Reproduce the entire listing below exactly.
★ ★ ★ ★
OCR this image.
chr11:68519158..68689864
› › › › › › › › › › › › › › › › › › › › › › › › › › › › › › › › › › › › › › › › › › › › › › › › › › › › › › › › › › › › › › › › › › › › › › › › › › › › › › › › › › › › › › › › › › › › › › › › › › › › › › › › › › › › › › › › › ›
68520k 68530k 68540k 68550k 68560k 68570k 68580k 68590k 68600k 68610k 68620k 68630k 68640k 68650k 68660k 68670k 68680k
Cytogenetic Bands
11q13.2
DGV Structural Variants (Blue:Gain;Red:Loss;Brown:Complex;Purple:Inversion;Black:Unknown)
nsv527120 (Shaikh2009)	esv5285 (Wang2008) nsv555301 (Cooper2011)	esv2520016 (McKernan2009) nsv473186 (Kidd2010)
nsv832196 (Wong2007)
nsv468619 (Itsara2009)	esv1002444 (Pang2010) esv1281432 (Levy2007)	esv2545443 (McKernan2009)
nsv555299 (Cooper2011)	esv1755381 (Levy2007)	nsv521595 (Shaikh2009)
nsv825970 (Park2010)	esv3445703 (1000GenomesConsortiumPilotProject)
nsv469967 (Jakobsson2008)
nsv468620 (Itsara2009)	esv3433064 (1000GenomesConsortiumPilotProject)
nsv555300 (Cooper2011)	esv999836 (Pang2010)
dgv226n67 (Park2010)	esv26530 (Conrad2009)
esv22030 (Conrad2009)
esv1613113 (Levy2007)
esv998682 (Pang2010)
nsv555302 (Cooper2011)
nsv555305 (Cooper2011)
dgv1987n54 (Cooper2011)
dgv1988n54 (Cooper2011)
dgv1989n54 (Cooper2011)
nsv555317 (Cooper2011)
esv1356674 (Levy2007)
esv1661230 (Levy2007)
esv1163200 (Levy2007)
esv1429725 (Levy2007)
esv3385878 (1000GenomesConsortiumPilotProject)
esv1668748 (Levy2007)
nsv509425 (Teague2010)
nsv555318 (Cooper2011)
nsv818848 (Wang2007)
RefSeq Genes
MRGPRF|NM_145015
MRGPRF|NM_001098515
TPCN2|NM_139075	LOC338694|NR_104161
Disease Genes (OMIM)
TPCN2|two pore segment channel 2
★ ★ ★ ★
## FINAL ANSWER
OCR this image.
chr11:68519158..68689864
› › › › › › › › › › › › › › › › › › › › › › › › › › › › › › › › › › › › › › › › › › › › › › › › › › › › › › › › › › › › › › › › › › › › › › › › › › › › › › › › › › › › › › › › › › › › › › › › › › › › › › › › › › › › › › › › › ›
68520k 68530k 68540k 68550k 68560k 68570k 68580k 68590k 68600k 68610k 68620k 68630k 68640k 68650k 68660k 68670k 68680k
Cytogenetic Bands
11q13.2
DGV Structural Variants (Blue:Gain;Red:Loss;Brown:Complex;Purple:Inversion;Black:Unknown)
nsv527120 (Shaikh2009)	esv5285 (Wang2008) nsv555301 (Cooper2011)	esv2520016 (McKernan2009) nsv473186 (Kidd2010)
nsv832196 (Wong2007)
nsv468619 (Itsara2009)	esv1002444 (Pang2010) esv1281432 (Levy2007)	esv2545443 (McKernan2009)
nsv555299 (Cooper2011)	esv1755381 (Levy2007)	nsv521595 (Shaikh2009)
nsv825970 (Park2010)	esv3445703 (1000GenomesConsortiumPilotProject)
nsv469967 (Jakobsson2008)
nsv468620 (Itsara2009)	esv3433064 (1000GenomesConsortiumPilotProject)
nsv555300 (Cooper2011)	esv999836 (Pang2010)
dgv226n67 (Park2010)	esv26530 (Conrad2009)
esv22030 (Conrad2009)
esv1613113 (Levy2007)
esv998682 (Pang2010)
nsv555302 (Cooper2011)
nsv555305 (Cooper2011)
dgv1987n54 (Cooper2011)
dgv1988n54 (Cooper2011)
dgv1989n54 (Cooper2011)
nsv555317 (Cooper2011)
esv1356674 (Levy2007)
esv1661230 (Levy2007)
esv1163200 (Levy2007)
esv1429725 (Levy2007)
esv3385878 (1000GenomesConsortiumPilotProject)
esv1668748 (Levy2007)
nsv509425 (Teague2010)
nsv555318 (Cooper2011)
nsv818848 (Wang2007)
RefSeq Genes
MRGPRF|NM_145015
MRGPRF|NM_001098515
TPCN2|NM_139075	LOC338694|NR_104161
Disease Genes (OMIM)
TPCN2|two pore segment channel 2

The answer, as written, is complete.